Using the records below, locate all lines containing "JSON" and return them.

#### The input

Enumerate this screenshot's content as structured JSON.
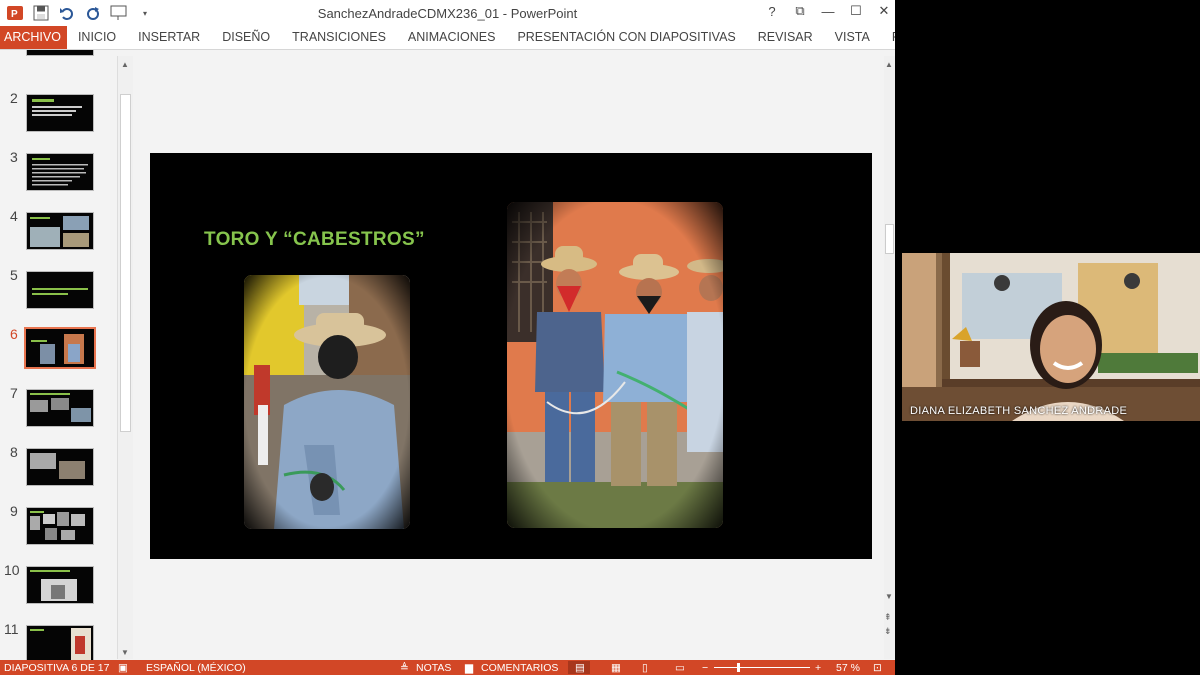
{
  "window": {
    "title": "SanchezAndradeCDMX236_01 - PowerPoint",
    "controls": [
      "?",
      "⧉",
      "—",
      "☐",
      "✕"
    ]
  },
  "ribbon": {
    "tabs": [
      "ARCHIVO",
      "INICIO",
      "INSERTAR",
      "DISEÑO",
      "TRANSICIONES",
      "ANIMACIONES",
      "PRESENTACIÓN CON DIAPOSITIVAS",
      "REVISAR",
      "VISTA",
      "FOXIT READER"
    ]
  },
  "thumbnails": {
    "numbers": [
      "2",
      "3",
      "4",
      "5",
      "6",
      "7",
      "8",
      "9",
      "10",
      "11"
    ],
    "active": "6"
  },
  "slide": {
    "title": "TORO Y “CABESTROS”"
  },
  "status": {
    "slide_info": "DIAPOSITIVA 6 DE 17",
    "language": "ESPAÑOL (MÉXICO)",
    "notes": "NOTAS",
    "comments": "COMENTARIOS",
    "zoom": "57 %"
  },
  "webcam": {
    "name": "DIANA ELIZABETH SANCHEZ ANDRADE"
  },
  "colors": {
    "accent": "#d24726",
    "slide_title": "#86c44d"
  }
}
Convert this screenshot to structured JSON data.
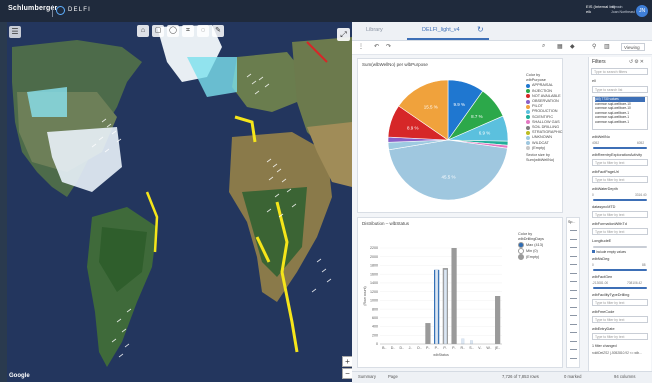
{
  "app": {
    "brand": "Schlumberger",
    "product": "DELFI",
    "user_line1": "EIS (Internal Int)",
    "user_line2": "eik",
    "user_line3": "domain",
    "user_line4": "Joan Northeast",
    "avatar_initials": "JN"
  },
  "map": {
    "tools": [
      "⌂",
      "▢",
      "◯",
      "⌗",
      "◌",
      "✎"
    ],
    "expand_icon": "⤢",
    "menu_icon": "☰",
    "zoom_in": "+",
    "zoom_out": "−",
    "attribution": "Google"
  },
  "tabs": {
    "library": "Library",
    "active": "DELFI_light_v4",
    "refresh_icon": "↻"
  },
  "toolbar": {
    "viewing": "Viewing"
  },
  "pie_card": {
    "title": "Sum(wlbWellNo) per wlbPurpose",
    "color_by_label": "Color by",
    "color_by_value": "wlbPurpose",
    "sector_note": "Sector size by Sum(wlbWellNo)",
    "legend": [
      {
        "label": "APPRAISAL",
        "color": "#1f77d0"
      },
      {
        "label": "INJECTION",
        "color": "#2ca84a"
      },
      {
        "label": "NOT AVAILABLE",
        "color": "#d62728"
      },
      {
        "label": "OBSERVATION",
        "color": "#8a5fc7"
      },
      {
        "label": "PILOT",
        "color": "#f0a23c"
      },
      {
        "label": "PRODUCTION",
        "color": "#5bc0de"
      },
      {
        "label": "SCIENTIFIC",
        "color": "#1fae9a"
      },
      {
        "label": "SHALLOW GAS",
        "color": "#e377c2"
      },
      {
        "label": "SOIL DRILLING",
        "color": "#7f7f7f"
      },
      {
        "label": "STRATIGRAPHIC",
        "color": "#bcbd22"
      },
      {
        "label": "UNKNOWN",
        "color": "#9ecae1"
      },
      {
        "label": "WILDCAT",
        "color": "#9fc7df"
      },
      {
        "label": "(Empty)",
        "color": "#c7c7c7"
      }
    ],
    "slices": [
      {
        "label": "APPRAISAL",
        "value": 9.9,
        "color": "#1f77d0",
        "text": "9.9 %"
      },
      {
        "label": "INJECTION",
        "value": 8.7,
        "color": "#2ca84a",
        "text": "8.7 %"
      },
      {
        "label": "PRODUCTION",
        "value": 6.9,
        "color": "#5bc0de",
        "text": "6.9 %"
      },
      {
        "label": "SCIENTIFIC",
        "value": 1.1,
        "color": "#1fae9a",
        "text": ""
      },
      {
        "label": "SHALLOW GAS",
        "value": 0.8,
        "color": "#e377c2",
        "text": ""
      },
      {
        "label": "WILDCAT",
        "value": 45.5,
        "color": "#9fc7df",
        "text": "45.5 %"
      },
      {
        "label": "UNKNOWN",
        "value": 2.0,
        "color": "#9ecae1",
        "text": ""
      },
      {
        "label": "OBSERVATION",
        "value": 1.4,
        "color": "#8a5fc7",
        "text": ""
      },
      {
        "label": "NOT AVAILABLE",
        "value": 8.9,
        "color": "#d62728",
        "text": "8.9 %"
      },
      {
        "label": "PILOT",
        "value": 15.5,
        "color": "#f0a23c",
        "text": "15.5 %"
      }
    ]
  },
  "bar_card": {
    "title": "Distribution – wlbStatus",
    "color_by_label": "Color by",
    "color_by_value": "wlbDrillingDays",
    "legend": [
      {
        "label": "Max (413)",
        "color": "#2f6db5"
      },
      {
        "label": "Min (0)",
        "color": "#ffffff"
      },
      {
        "label": "(Empty)",
        "color": "#9a9a9a"
      }
    ],
    "ylabel": "(Row count)",
    "xlabel": "wlbStatus",
    "yticks": [
      "0",
      "200",
      "400",
      "600",
      "800",
      "1000",
      "1200",
      "1400",
      "1600",
      "1800",
      "2000",
      "2200"
    ],
    "ymax": 2200
  },
  "mini_panel": {
    "title": "Sp..."
  },
  "chart_data": [
    {
      "type": "pie",
      "title": "Sum(wlbWellNo) per wlbPurpose",
      "legend_title": "wlbPurpose",
      "slices": [
        {
          "label": "APPRAISAL",
          "value": 9.9
        },
        {
          "label": "INJECTION",
          "value": 8.7
        },
        {
          "label": "PRODUCTION",
          "value": 6.9
        },
        {
          "label": "SCIENTIFIC",
          "value": 1.1
        },
        {
          "label": "SHALLOW GAS",
          "value": 0.8
        },
        {
          "label": "WILDCAT",
          "value": 45.5
        },
        {
          "label": "UNKNOWN",
          "value": 2.0
        },
        {
          "label": "OBSERVATION",
          "value": 1.4
        },
        {
          "label": "NOT AVAILABLE",
          "value": 8.9
        },
        {
          "label": "PILOT",
          "value": 15.5
        }
      ]
    },
    {
      "type": "bar",
      "title": "Distribution – wlbStatus",
      "xlabel": "wlbStatus",
      "ylabel": "(Row count)",
      "ylim": [
        0,
        2200
      ],
      "categories": [
        "B..",
        "D..",
        "D..",
        "J..",
        "O..",
        "P..",
        "P..",
        "P..",
        "P..",
        "R..",
        "S..",
        "V..",
        "W..",
        "(E.."
      ],
      "series": [
        {
          "name": "(Empty)",
          "values": [
            0,
            0,
            0,
            0,
            0,
            480,
            0,
            1740,
            2250,
            0,
            0,
            0,
            0,
            1100
          ]
        },
        {
          "name": "Max (413)",
          "values": [
            0,
            0,
            0,
            0,
            0,
            0,
            1700,
            0,
            0,
            0,
            0,
            0,
            0,
            0
          ]
        },
        {
          "name": "Min (0)",
          "values": [
            0,
            0,
            0,
            0,
            0,
            0,
            1700,
            1700,
            0,
            120,
            80,
            0,
            0,
            0
          ]
        }
      ]
    }
  ],
  "filters": {
    "title": "Filters",
    "search_placeholder": "Type to search filters",
    "section_first": "ell",
    "list_search": "Type to search list",
    "list_items": [
      "(All) 7730 values",
      "common sqd-wellbore-10",
      "common sqd-wellbore-10",
      "common sqd-wellbore-1",
      "common sqd-wellbore-1",
      "common sqd-wellbore-1"
    ],
    "well_no_label": "wlbWellNo",
    "well_no_min": "4052",
    "well_no_max": "6052",
    "f1_label": "wlbReentryExplorationActivity",
    "f2_label": "wlbFactPageUrl",
    "f3_label": "wlbWaterDepth",
    "f3_min": "0",
    "f3_max": "3316.40",
    "f4_label": "datasyncMTD",
    "f5_label": "wlbFormationWithTd",
    "f6_label": "LongitudeE",
    "include_empty": "Include empty values",
    "f7_label": "wlbNsDeg",
    "f7_min": "0",
    "f7_max": "88",
    "f8_label": "wlbFactGen",
    "f8_min": "-213081.00",
    "f8_max": "708106.42",
    "f9_label": "wlbFacilityTypeDrilling",
    "f10_label": "wlbFmeCode",
    "f11_label": "wlbEntryDate",
    "filter_changed": "1 filter changed",
    "input_placeholder": "Type to filter by text",
    "footer_text": "roldtDetZS2 (-5052810.92 <= wlb..."
  },
  "status": {
    "tab1": "Summary",
    "tab2": "Page",
    "rows": "7,726 of 7,853 rows",
    "marked": "0 marked",
    "columns": "94 columns"
  }
}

########

**The reply**
Enumerate this screenshot's content as structured JSON.
Convert this screenshot to structured JSON data.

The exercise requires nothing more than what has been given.